任务目标 1: 请把下方关于 Spark MLlib 统计基础的摘录中的这句话译成英文：“colStats()返回MultivariateStatisticalSummary 的实例，这个实例可以按列计算最大，最小，均值，方差，非0个数统计，列的1范数。”

Spark MLlib 1.6 -- 统计基础篇

来源：互联网发布：南方房产测绘软件编辑：程序博客网时间：2024/05/21 17:57

· Summary statistics

· Correlations

· Stratified sampling

· Hypothesis testing

· Streaming Significance Testing

· Random data generation

· Kernel density estimation

2.1 统计概览

在Statistics类中提供基本列统计RDD[Vector]功能

colStats()返回MultivariateStatisticalSummary 的实例，这个实例可以按列计算最大，最小，均值，方差，非0个数统计，列的1范数。

Scala MultivariateStatisticalSummary API : http://spark.apache.org/docs/latest/api/scala/index.html#org.apache.spark.mllib.stat.MultivariateStatisticalSummary

import org.apache.spark.mllib.linalg.Vector

import org.apache.spark.mllib.stat.{MultivariateStatisticalSummary, Statistics}

val observations: RDD[Vector] = ... // an RDD of Vectors

// Compute column summary statistics.

val summary: MultivariateStatisticalSummary = Statistics.colStats(observations)

println(summary.mean) // a dense vector containing the mean value for each column

println(summary.variance) // column-wise variance

println(summary.numNonzeros) // number of nonzeros in each column

2.2 相关统计

计算两个数据序列（可以使向量或矩阵）的相关系数。在spark.mllib中，我们提供成对计算相关系数，实现了Pearson’s相关和Spearman’s相关。相关统计的结果依赖于计算对象，如果是两个RDD[Double]的计算，结果是Double类型，如果是两个RDD[Vector]计算，结果是一个Matrix矩阵。

任务目标 2: 请重写记录中从开头到包含“change: 44.000: [25, 278, 149, 319]”的那一行（含首尾两行）这一段，只把其中的“trade-price”改名为“deal-price”，其余内容保持原样。

练习材料:

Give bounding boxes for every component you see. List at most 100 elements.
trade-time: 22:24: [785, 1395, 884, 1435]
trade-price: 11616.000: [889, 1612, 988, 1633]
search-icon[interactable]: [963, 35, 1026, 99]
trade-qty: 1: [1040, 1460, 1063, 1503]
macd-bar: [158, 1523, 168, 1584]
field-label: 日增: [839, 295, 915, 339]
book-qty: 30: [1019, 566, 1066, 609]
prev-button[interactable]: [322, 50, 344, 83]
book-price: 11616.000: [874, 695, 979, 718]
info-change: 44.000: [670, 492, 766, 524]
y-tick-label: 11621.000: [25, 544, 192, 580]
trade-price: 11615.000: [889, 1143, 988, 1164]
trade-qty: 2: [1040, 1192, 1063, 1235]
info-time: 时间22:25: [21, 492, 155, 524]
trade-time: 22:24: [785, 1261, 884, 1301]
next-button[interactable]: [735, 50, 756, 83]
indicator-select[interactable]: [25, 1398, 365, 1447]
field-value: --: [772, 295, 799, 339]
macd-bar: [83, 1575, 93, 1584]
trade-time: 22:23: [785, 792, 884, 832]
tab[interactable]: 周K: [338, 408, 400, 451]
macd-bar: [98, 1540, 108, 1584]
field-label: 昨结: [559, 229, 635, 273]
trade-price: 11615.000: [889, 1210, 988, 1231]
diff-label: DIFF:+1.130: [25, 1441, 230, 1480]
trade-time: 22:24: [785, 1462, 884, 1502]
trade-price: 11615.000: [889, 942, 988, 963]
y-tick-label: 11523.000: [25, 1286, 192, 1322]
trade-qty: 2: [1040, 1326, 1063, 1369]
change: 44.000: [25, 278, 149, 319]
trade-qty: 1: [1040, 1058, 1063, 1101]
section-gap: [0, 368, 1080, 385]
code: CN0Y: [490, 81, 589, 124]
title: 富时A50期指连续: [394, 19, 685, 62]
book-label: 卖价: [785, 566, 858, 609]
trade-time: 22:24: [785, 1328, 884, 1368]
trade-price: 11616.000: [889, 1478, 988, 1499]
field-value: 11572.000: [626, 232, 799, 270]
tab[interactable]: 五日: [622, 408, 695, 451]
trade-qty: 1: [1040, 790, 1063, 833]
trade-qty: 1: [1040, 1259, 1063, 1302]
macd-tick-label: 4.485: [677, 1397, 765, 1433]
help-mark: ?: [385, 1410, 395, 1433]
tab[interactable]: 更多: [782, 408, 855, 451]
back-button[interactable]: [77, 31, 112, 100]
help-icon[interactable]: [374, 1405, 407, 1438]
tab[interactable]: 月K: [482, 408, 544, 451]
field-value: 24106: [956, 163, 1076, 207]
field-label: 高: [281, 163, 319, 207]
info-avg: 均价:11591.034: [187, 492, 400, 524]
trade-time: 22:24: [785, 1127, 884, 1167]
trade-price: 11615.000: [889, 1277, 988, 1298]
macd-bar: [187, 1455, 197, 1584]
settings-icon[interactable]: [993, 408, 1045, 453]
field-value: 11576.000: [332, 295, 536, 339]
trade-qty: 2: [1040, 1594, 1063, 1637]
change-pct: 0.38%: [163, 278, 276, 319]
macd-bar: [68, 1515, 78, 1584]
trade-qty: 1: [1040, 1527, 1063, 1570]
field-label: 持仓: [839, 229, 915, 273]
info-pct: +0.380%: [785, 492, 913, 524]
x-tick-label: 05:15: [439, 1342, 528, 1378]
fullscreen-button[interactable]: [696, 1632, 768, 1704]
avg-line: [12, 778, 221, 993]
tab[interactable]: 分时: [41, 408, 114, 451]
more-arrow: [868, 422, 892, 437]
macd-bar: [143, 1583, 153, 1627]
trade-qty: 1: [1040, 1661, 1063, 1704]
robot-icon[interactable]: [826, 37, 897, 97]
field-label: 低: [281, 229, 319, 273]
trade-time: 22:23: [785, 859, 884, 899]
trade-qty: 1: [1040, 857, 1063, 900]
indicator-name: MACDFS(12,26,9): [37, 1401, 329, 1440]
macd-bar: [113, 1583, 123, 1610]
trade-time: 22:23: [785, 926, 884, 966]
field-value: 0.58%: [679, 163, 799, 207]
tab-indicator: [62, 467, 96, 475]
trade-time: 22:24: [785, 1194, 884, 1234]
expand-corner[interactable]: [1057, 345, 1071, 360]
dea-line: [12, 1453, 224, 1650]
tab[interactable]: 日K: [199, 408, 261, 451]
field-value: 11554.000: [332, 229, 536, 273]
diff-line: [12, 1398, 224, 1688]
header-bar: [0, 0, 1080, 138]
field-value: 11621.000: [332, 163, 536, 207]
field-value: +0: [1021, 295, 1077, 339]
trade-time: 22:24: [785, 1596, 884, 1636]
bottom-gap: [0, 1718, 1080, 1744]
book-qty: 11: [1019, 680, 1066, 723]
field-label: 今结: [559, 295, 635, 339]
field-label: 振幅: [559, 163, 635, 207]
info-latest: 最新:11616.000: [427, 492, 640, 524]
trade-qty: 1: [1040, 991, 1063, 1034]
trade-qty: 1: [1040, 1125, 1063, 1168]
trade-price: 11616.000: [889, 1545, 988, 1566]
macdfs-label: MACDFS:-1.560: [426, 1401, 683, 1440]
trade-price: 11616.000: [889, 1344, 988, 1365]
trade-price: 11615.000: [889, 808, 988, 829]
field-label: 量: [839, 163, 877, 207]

参考答案 1: colStats() returns an instance of MultivariateStatisticalSummary, which can compute, column by column, the maximum, minimum, mean, variance, count of nonzero values, and the L1 norm of each column.

参考答案 2:
Give bounding boxes for every component you see. List at most 100 elements.
trade-time: 22:24: [785, 1395, 884, 1435]
deal-price: 11616.000: [889, 1612, 988, 1633]
search-icon[interactable]: [963, 35, 1026, 99]
trade-qty: 1: [1040, 1460, 1063, 1503]
macd-bar: [158, 1523, 168, 1584]
field-label: 日增: [839, 295, 915, 339]
book-qty: 30: [1019, 566, 1066, 609]
prev-button[interactable]: [322, 50, 344, 83]
book-price: 11616.000: [874, 695, 979, 718]
info-change: 44.000: [670, 492, 766, 524]
y-tick-label: 11621.000: [25, 544, 192, 580]
deal-price: 11615.000: [889, 1143, 988, 1164]
trade-qty: 2: [1040, 1192, 1063, 1235]
info-time: 时间22:25: [21, 492, 155, 524]
trade-time: 22:24: [785, 1261, 884, 1301]
next-button[interactable]: [735, 50, 756, 83]
indicator-select[interactable]: [25, 1398, 365, 1447]
field-value: --: [772, 295, 799, 339]
macd-bar: [83, 1575, 93, 1584]
trade-time: 22:23: [785, 792, 884, 832]
tab[interactable]: 周K: [338, 408, 400, 451]
macd-bar: [98, 1540, 108, 1584]
field-label: 昨结: [559, 229, 635, 273]
deal-price: 11615.000: [889, 1210, 988, 1231]
diff-label: DIFF:+1.130: [25, 1441, 230, 1480]
trade-time: 22:24: [785, 1462, 884, 1502]
deal-price: 11615.000: [889, 942, 988, 963]
y-tick-label: 11523.000: [25, 1286, 192, 1322]
trade-qty: 2: [1040, 1326, 1063, 1369]
change: 44.000: [25, 278, 149, 319]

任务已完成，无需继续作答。